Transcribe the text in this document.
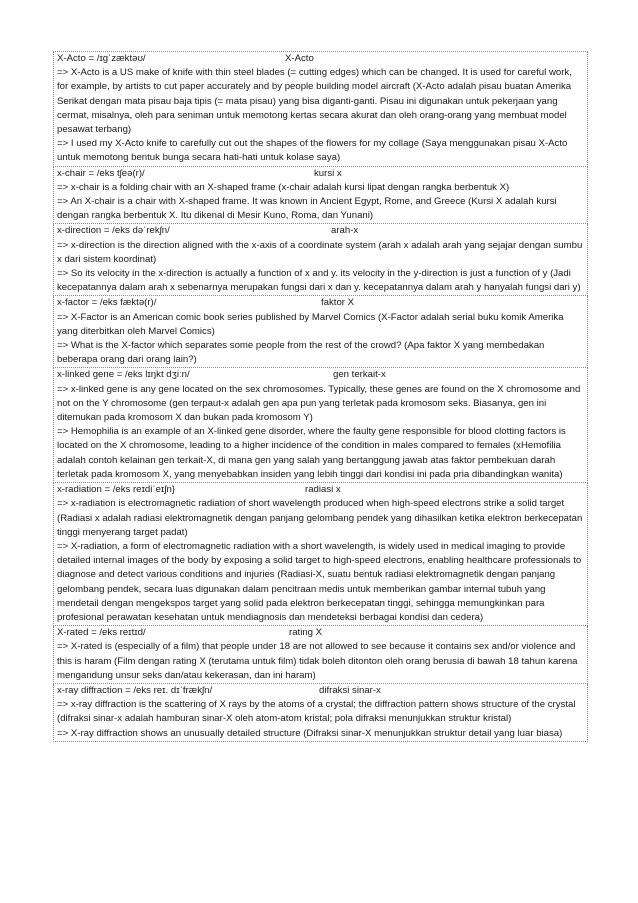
X-Acto = /ɪɡˈzæktəʊ/	X-Acto
=> X-Acto is a US make of knife with thin steel blades (= cutting edges) which can be changed. It is used for careful work, for example, by artists to cut paper accurately and by people building model aircraft (X-Acto adalah pisau buatan Amerika Serikat dengan mata pisau baja tipis (= mata pisau) yang bisa diganti-ganti. Pisau ini digunakan untuk pekerjaan yang cermat, misalnya, oleh para seniman untuk memotong kertas secara akurat dan oleh orang-orang yang membuat model pesawat terbang)
=> I used my X-Acto knife to carefully cut out the shapes of the flowers for my collage (Saya menggunakan pisau X-Acto untuk memotong bentuk bunga secara hati-hati untuk kolase saya)
x-chair = /eks tʃeə(r)/	kursi x
=> x-chair is a folding chair with an X-shaped frame (x-chair adalah kursi lipat dengan rangka berbentuk X)
=> An X-chair is a chair with X-shaped frame. It was known in Ancient Egypt, Rome, and Greece (Kursi X adalah kursi dengan rangka berbentuk X. Itu dikenal di Mesir Kuno, Roma, dan Yunani)
x-direction = /eks dəˈrekʃn/	arah-x
=> x-direction is the direction aligned with the x-axis of a coordinate system (arah x adalah arah yang sejajar dengan sumbu x dari sistem koordinat)
=> So its velocity in the x-direction is actually a function of x and y. its velocity in the y-direction is just a function of y (Jadi kecepatannya dalam arah x sebenarnya merupakan fungsi dari x dan y. kecepatannya dalam arah y hanyalah fungsi dari y)
x-factor = /eks fæktə(r)/	faktor X
=> X-Factor is an American comic book series published by Marvel Comics (X-Factor adalah serial buku komik Amerika yang diterbitkan oleh Marvel Comics)
=> What is the X-factor which separates some people from the rest of the crowd? (Apa faktor X yang membedakan beberapa orang dari orang lain?)
x-linked gene = /eks lɪŋkt dʒiːn/	gen terkait-x
=> x-linked gene is any gene located on the sex chromosomes. Typically, these genes are found on the X chromosome and not on the Y chromosome (gen terpaut-x adalah gen apa pun yang terletak pada kromosom seks. Biasanya, gen ini ditemukan pada kromosom X dan bukan pada kromosom Y)
=> Hemophilia is an example of an X-linked gene disorder, where the faulty gene responsible for blood clotting factors is located on the X chromosome, leading to a higher incidence of the condition in males compared to females (xHemofilia adalah contoh kelainan gen terkait-X, di mana gen yang salah yang bertanggung jawab atas faktor pembekuan darah terletak pada kromosom X, yang menyebabkan insiden yang lebih tinggi dari kondisi ini pada pria dibandingkan wanita)
x-radiation = /eks reɪdiˈeɪʃn}	radiasi x
=> x-radiation is electromagnetic radiation of short wavelength produced when high-speed electrons strike a solid target (Radiasi x adalah radiasi elektromagnetik dengan panjang gelombang pendek yang dihasilkan ketika elektron berkecepatan tinggi menyerang target padat)
=> X-radiation, a form of electromagnetic radiation with a short wavelength, is widely used in medical imaging to provide detailed internal images of the body by exposing a solid target to high-speed electrons, enabling healthcare professionals to diagnose and detect various conditions and injuries (Radiasi-X, suatu bentuk radiasi elektromagnetik dengan panjang gelombang pendek, secara luas digunakan dalam pencitraan medis untuk memberikan gambar internal tubuh yang mendetail dengan mengekspos target yang solid pada elektron berkecepatan tinggi, sehingga memungkinkan para profesional perawatan kesehatan untuk mendiagnosis dan mendeteksi berbagai kondisi dan cedera)
X-rated = /eks reɪtɪd/	rating X
=> X-rated is (especially of a film) that people under 18 are not allowed to see because it contains sex and/or violence and this is haram (Film dengan rating X (terutama untuk film) tidak boleh ditonton oleh orang berusia di bawah 18 tahun karena mengandung unsur seks dan/atau kekerasan, dan ini haram)
x-ray diffraction = /eks reɪ. dɪˈfrækʃn/	difraksi sinar-x
=> x-ray diffraction is the scattering of X rays by the atoms of a crystal; the diffraction pattern shows structure of the crystal (difraksi sinar-x adalah hamburan sinar-X oleh atom-atom kristal; pola difraksi menunjukkan struktur kristal)
=> X-ray diffraction shows an unusually detailed structure (Difraksi sinar-X menunjukkan struktur detail yang luar biasa)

TASK TO CARRY OUT
A single figure, the number of lines above with the word "frame", is the whole answer.

YOUR RESPONSE
2